### Records for this exercise
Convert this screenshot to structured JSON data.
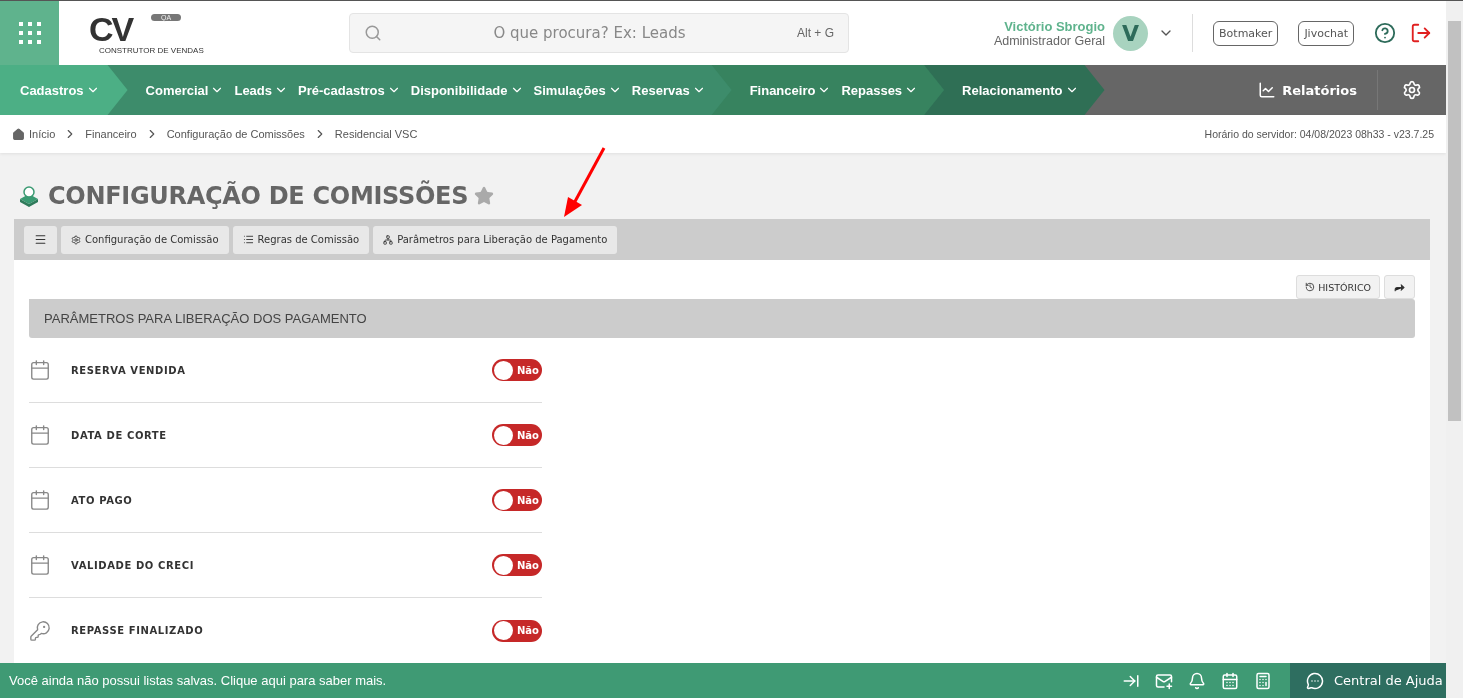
{
  "header": {
    "logo": {
      "text": "CV",
      "badge": "QA",
      "tagline": "CONSTRUTOR DE VENDAS"
    },
    "search": {
      "placeholder": "O que procura? Ex: Leads",
      "shortcut": "Alt + G"
    },
    "user": {
      "name": "Victório Sbrogio",
      "role": "Administrador Geral",
      "initial": "V"
    },
    "buttons": [
      "Botmaker",
      "Jivochat"
    ]
  },
  "nav": {
    "groups": [
      {
        "items": [
          "Cadastros"
        ]
      },
      {
        "items": [
          "Comercial",
          "Leads",
          "Pré-cadastros",
          "Disponibilidade",
          "Simulações",
          "Reservas"
        ]
      },
      {
        "items": [
          "Financeiro",
          "Repasses"
        ]
      },
      {
        "items": [
          "Relacionamento"
        ]
      }
    ],
    "reports": "Relatórios"
  },
  "breadcrumb": {
    "items": [
      "Início",
      "Financeiro",
      "Configuração de Comissões",
      "Residencial VSC"
    ],
    "server_time": "Horário do servidor: 04/08/2023 08h33 - v23.7.25"
  },
  "page": {
    "title": "CONFIGURAÇÃO DE COMISSÕES",
    "favorite": false
  },
  "toolbar": {
    "tabs": [
      {
        "label": "Configuração de Comissão",
        "kind": "gear"
      },
      {
        "label": "Regras de Comissão",
        "kind": "list"
      },
      {
        "label": "Parâmetros para Liberação de Pagamento",
        "kind": "tree"
      }
    ]
  },
  "actions": {
    "history": "HISTÓRICO"
  },
  "section": {
    "title": "PARÂMETROS PARA LIBERAÇÃO DOS PAGAMENTO",
    "rows": [
      {
        "label": "RESERVA VENDIDA",
        "kind": "calendar",
        "on": false,
        "state": "Não"
      },
      {
        "label": "DATA DE CORTE",
        "kind": "calendar",
        "on": false,
        "state": "Não"
      },
      {
        "label": "ATO PAGO",
        "kind": "calendar",
        "on": false,
        "state": "Não"
      },
      {
        "label": "VALIDADE DO CRECI",
        "kind": "calendar",
        "on": false,
        "state": "Não"
      },
      {
        "label": "REPASSE FINALIZADO",
        "kind": "key",
        "on": false,
        "state": "Não"
      }
    ]
  },
  "footer": {
    "message": "Você ainda não possui listas salvas. Clique aqui para saber mais.",
    "help": "Central de Ajuda"
  }
}
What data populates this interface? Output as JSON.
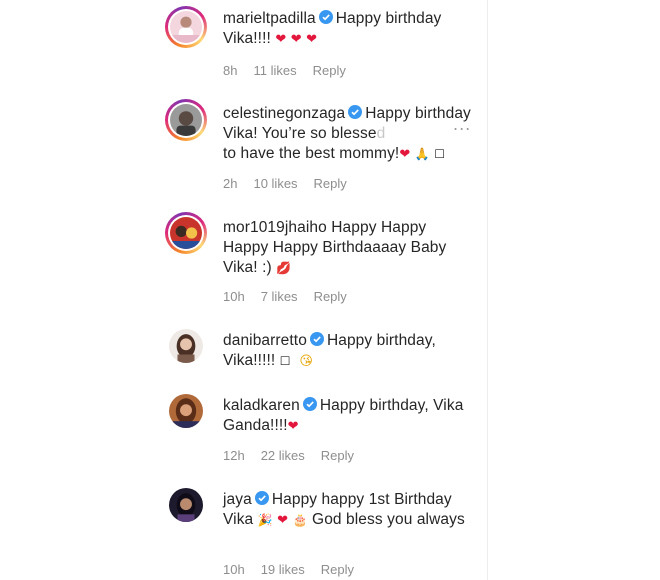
{
  "comments": [
    {
      "username": "marieltpadilla",
      "text_before": "Happy birthday Vika!!!! ",
      "emojis": [
        "❤",
        "❤",
        "❤"
      ],
      "time": "8h",
      "likes": "11 likes",
      "reply": "Reply"
    },
    {
      "username": "celestinegonzaga",
      "text_before": "Happy birthday Vika! You’re so blesse",
      "text_fade": "d",
      "text_line2": "to have the best mommy!",
      "emojis": [
        "❤",
        "🙏",
        "☐"
      ],
      "time": "2h",
      "likes": "10 likes",
      "reply": "Reply"
    },
    {
      "username": "mor1019jhaiho",
      "text_before": "Happy Happy Happy Happy Birthdaaaay Baby Vika! :) ",
      "emojis": [
        "💋"
      ],
      "time": "10h",
      "likes": "7 likes",
      "reply": "Reply"
    },
    {
      "username": "danibarretto",
      "text_before": "Happy birthday, Vika!!!!! ",
      "emojis": [
        "☐",
        "😘"
      ],
      "time": "",
      "likes": "",
      "reply": ""
    },
    {
      "username": "kaladkaren",
      "text_before": "Happy birthday, Vika Ganda!!!!",
      "emojis": [
        "❤"
      ],
      "time": "12h",
      "likes": "22 likes",
      "reply": "Reply"
    },
    {
      "username": "jaya",
      "text_before": "Happy happy 1st Birthday Vika ",
      "emojis": [
        "🎉",
        "❤",
        "🎂"
      ],
      "text_after": " God bless you always",
      "time": "10h",
      "likes": "19 likes",
      "reply": "Reply"
    }
  ],
  "more_options": "...",
  "colors": {
    "verified": "#3897f0",
    "heart": "#e3163c",
    "meta": "#8e8e8e"
  },
  "icons": [
    "verified-badge-icon",
    "more-options-icon",
    "heart-emoji",
    "pray-emoji",
    "kiss-emoji",
    "party-emoji",
    "cake-emoji",
    "kissing-face-emoji"
  ]
}
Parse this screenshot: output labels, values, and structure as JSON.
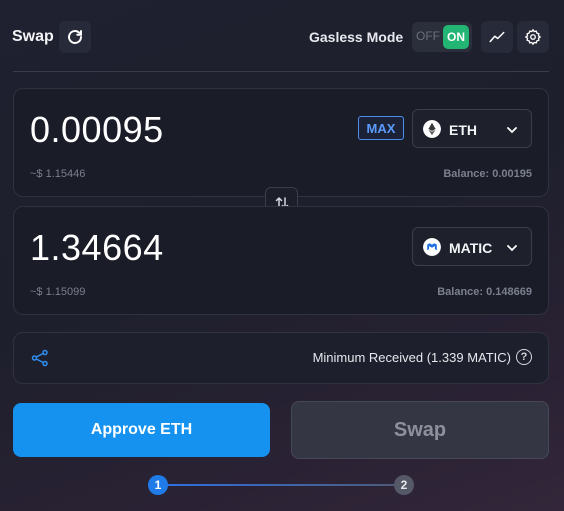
{
  "header": {
    "title": "Swap",
    "gasless_label": "Gasless Mode",
    "toggle_off": "OFF",
    "toggle_on": "ON",
    "icons": [
      "refresh-icon",
      "chart-icon",
      "settings-icon"
    ]
  },
  "from": {
    "amount": "0.00095",
    "usd": "~$ 1.15446",
    "balance": "Balance: 0.00195",
    "max_label": "MAX",
    "token": "ETH",
    "token_icon": "eth-icon"
  },
  "to": {
    "amount": "1.34664",
    "usd": "~$ 1.15099",
    "balance": "Balance: 0.148669",
    "token": "MATIC",
    "token_icon": "matic-icon"
  },
  "info": {
    "min_received": "Minimum Received (1.339 MATIC)",
    "help": "?"
  },
  "actions": {
    "approve_label": "Approve ETH",
    "swap_label": "Swap"
  },
  "steps": {
    "step1": "1",
    "step2": "2"
  },
  "colors": {
    "accent": "#1592f0",
    "toggle_on": "#22b573",
    "max_border": "#4f8cf0"
  }
}
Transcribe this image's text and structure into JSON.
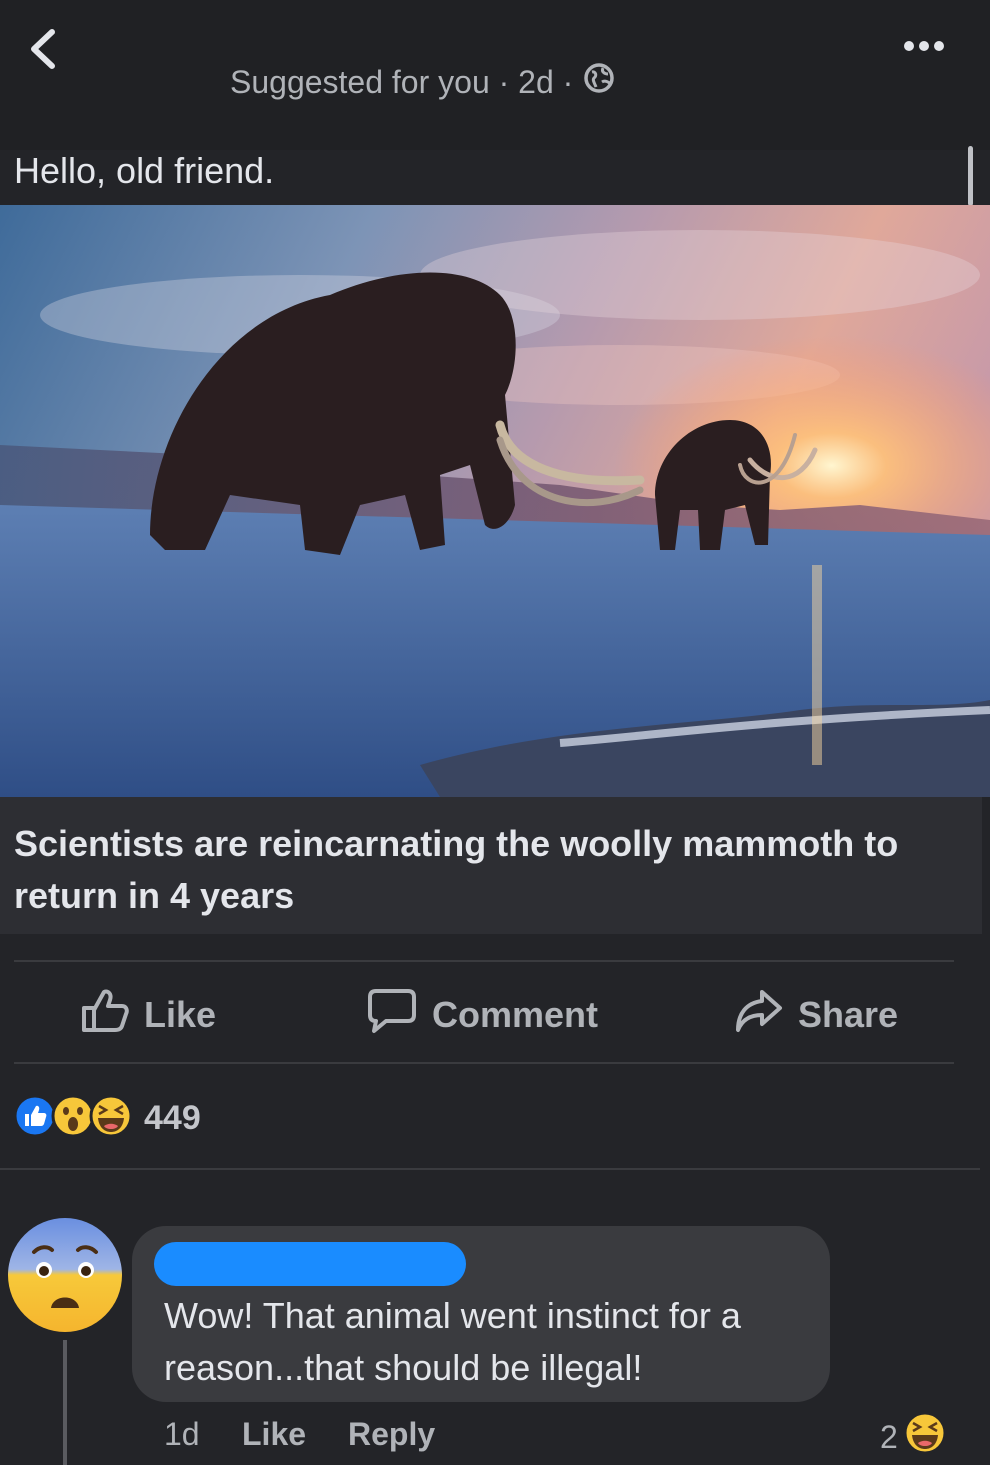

### Instructions to follow
Restate the whole listing above exactly, please, omitting every image.

### Result of this task
Convert this screenshot to structured JSON data.
{
  "header": {
    "logo": {
      "text": "CV",
      "badge": "QA",
      "tagline": "CONSTRUTOR DE VENDAS"
    },
    "search": {
      "placeholder": "O que procura? Ex: Leads",
      "shortcut": "Alt + G"
    },
    "user": {
      "name": "Victório Sbrogio",
      "role": "Administrador Geral",
      "initial": "V"
    },
    "buttons": [
      "Botmaker",
      "Jivochat"
    ]
  },
  "nav": {
    "groups": [
      {
        "items": [
          "Cadastros"
        ]
      },
      {
        "items": [
          "Comercial",
          "Leads",
          "Pré-cadastros",
          "Disponibilidade",
          "Simulações",
          "Reservas"
        ]
      },
      {
        "items": [
          "Financeiro",
          "Repasses"
        ]
      },
      {
        "items": [
          "Relacionamento"
        ]
      }
    ],
    "reports": "Relatórios"
  },
  "breadcrumb": {
    "items": [
      "Início",
      "Financeiro",
      "Configuração de Comissões",
      "Residencial VSC"
    ],
    "server_time": "Horário do servidor: 04/08/2023 08h33 - v23.7.25"
  },
  "page": {
    "title": "CONFIGURAÇÃO DE COMISSÕES",
    "favorite": false
  },
  "toolbar": {
    "tabs": [
      {
        "label": "Configuração de Comissão",
        "kind": "gear"
      },
      {
        "label": "Regras de Comissão",
        "kind": "list"
      },
      {
        "label": "Parâmetros para Liberação de Pagamento",
        "kind": "tree"
      }
    ]
  },
  "actions": {
    "history": "HISTÓRICO"
  },
  "section": {
    "title": "PARÂMETROS PARA LIBERAÇÃO DOS PAGAMENTO",
    "rows": [
      {
        "label": "RESERVA VENDIDA",
        "kind": "calendar",
        "on": false,
        "state": "Não"
      },
      {
        "label": "DATA DE CORTE",
        "kind": "calendar",
        "on": false,
        "state": "Não"
      },
      {
        "label": "ATO PAGO",
        "kind": "calendar",
        "on": false,
        "state": "Não"
      },
      {
        "label": "VALIDADE DO CRECI",
        "kind": "calendar",
        "on": false,
        "state": "Não"
      },
      {
        "label": "REPASSE FINALIZADO",
        "kind": "key",
        "on": false,
        "state": "Não"
      }
    ]
  },
  "footer": {
    "message": "Você ainda não possui listas salvas. Clique aqui para saber mais.",
    "help": "Central de Ajuda"
  }
}
What data populates this interface? Output as JSON.
{
  "comments": [
    {
      "username": "marieltpadilla",
      "text_before": "Happy birthday Vika!!!! ",
      "emojis": [
        "❤",
        "❤",
        "❤"
      ],
      "time": "8h",
      "likes": "11 likes",
      "reply": "Reply"
    },
    {
      "username": "celestinegonzaga",
      "text_before": "Happy birthday Vika! You’re so blesse",
      "text_fade": "d",
      "text_line2": "to have the best mommy!",
      "emojis": [
        "❤",
        "🙏",
        "☐"
      ],
      "time": "2h",
      "likes": "10 likes",
      "reply": "Reply"
    },
    {
      "username": "mor1019jhaiho",
      "text_before": "Happy Happy Happy Happy Birthdaaaay Baby Vika! :) ",
      "emojis": [
        "💋"
      ],
      "time": "10h",
      "likes": "7 likes",
      "reply": "Reply"
    },
    {
      "username": "danibarretto",
      "text_before": "Happy birthday, Vika!!!!! ",
      "emojis": [
        "☐",
        "😘"
      ],
      "time": "",
      "likes": "",
      "reply": ""
    },
    {
      "username": "kaladkaren",
      "text_before": "Happy birthday, Vika Ganda!!!!",
      "emojis": [
        "❤"
      ],
      "time": "12h",
      "likes": "22 likes",
      "reply": "Reply"
    },
    {
      "username": "jaya",
      "text_before": "Happy happy 1st Birthday Vika ",
      "emojis": [
        "🎉",
        "❤",
        "🎂"
      ],
      "text_after": " God bless you always",
      "time": "10h",
      "likes": "19 likes",
      "reply": "Reply"
    }
  ],
  "more_options": "...",
  "colors": {
    "verified": "#3897f0",
    "heart": "#e3163c",
    "meta": "#8e8e8e"
  },
  "icons": [
    "verified-badge-icon",
    "more-options-icon",
    "heart-emoji",
    "pray-emoji",
    "kiss-emoji",
    "party-emoji",
    "cake-emoji",
    "kissing-face-emoji"
  ]
}
Parse this screenshot: output labels, values, and structure as JSON.
{
  "header": {
    "title": "Swap",
    "gasless_label": "Gasless Mode",
    "toggle_off": "OFF",
    "toggle_on": "ON",
    "icons": [
      "refresh-icon",
      "chart-icon",
      "settings-icon"
    ]
  },
  "from": {
    "amount": "0.00095",
    "usd": "~$ 1.15446",
    "balance": "Balance: 0.00195",
    "max_label": "MAX",
    "token": "ETH",
    "token_icon": "eth-icon"
  },
  "to": {
    "amount": "1.34664",
    "usd": "~$ 1.15099",
    "balance": "Balance: 0.148669",
    "token": "MATIC",
    "token_icon": "matic-icon"
  },
  "info": {
    "min_received": "Minimum Received (1.339 MATIC)",
    "help": "?"
  },
  "actions": {
    "approve_label": "Approve ETH",
    "swap_label": "Swap"
  },
  "steps": {
    "step1": "1",
    "step2": "2"
  },
  "colors": {
    "accent": "#1592f0",
    "toggle_on": "#22b573",
    "max_border": "#4f8cf0"
  }
}
Transcribe this image's text and structure into JSON.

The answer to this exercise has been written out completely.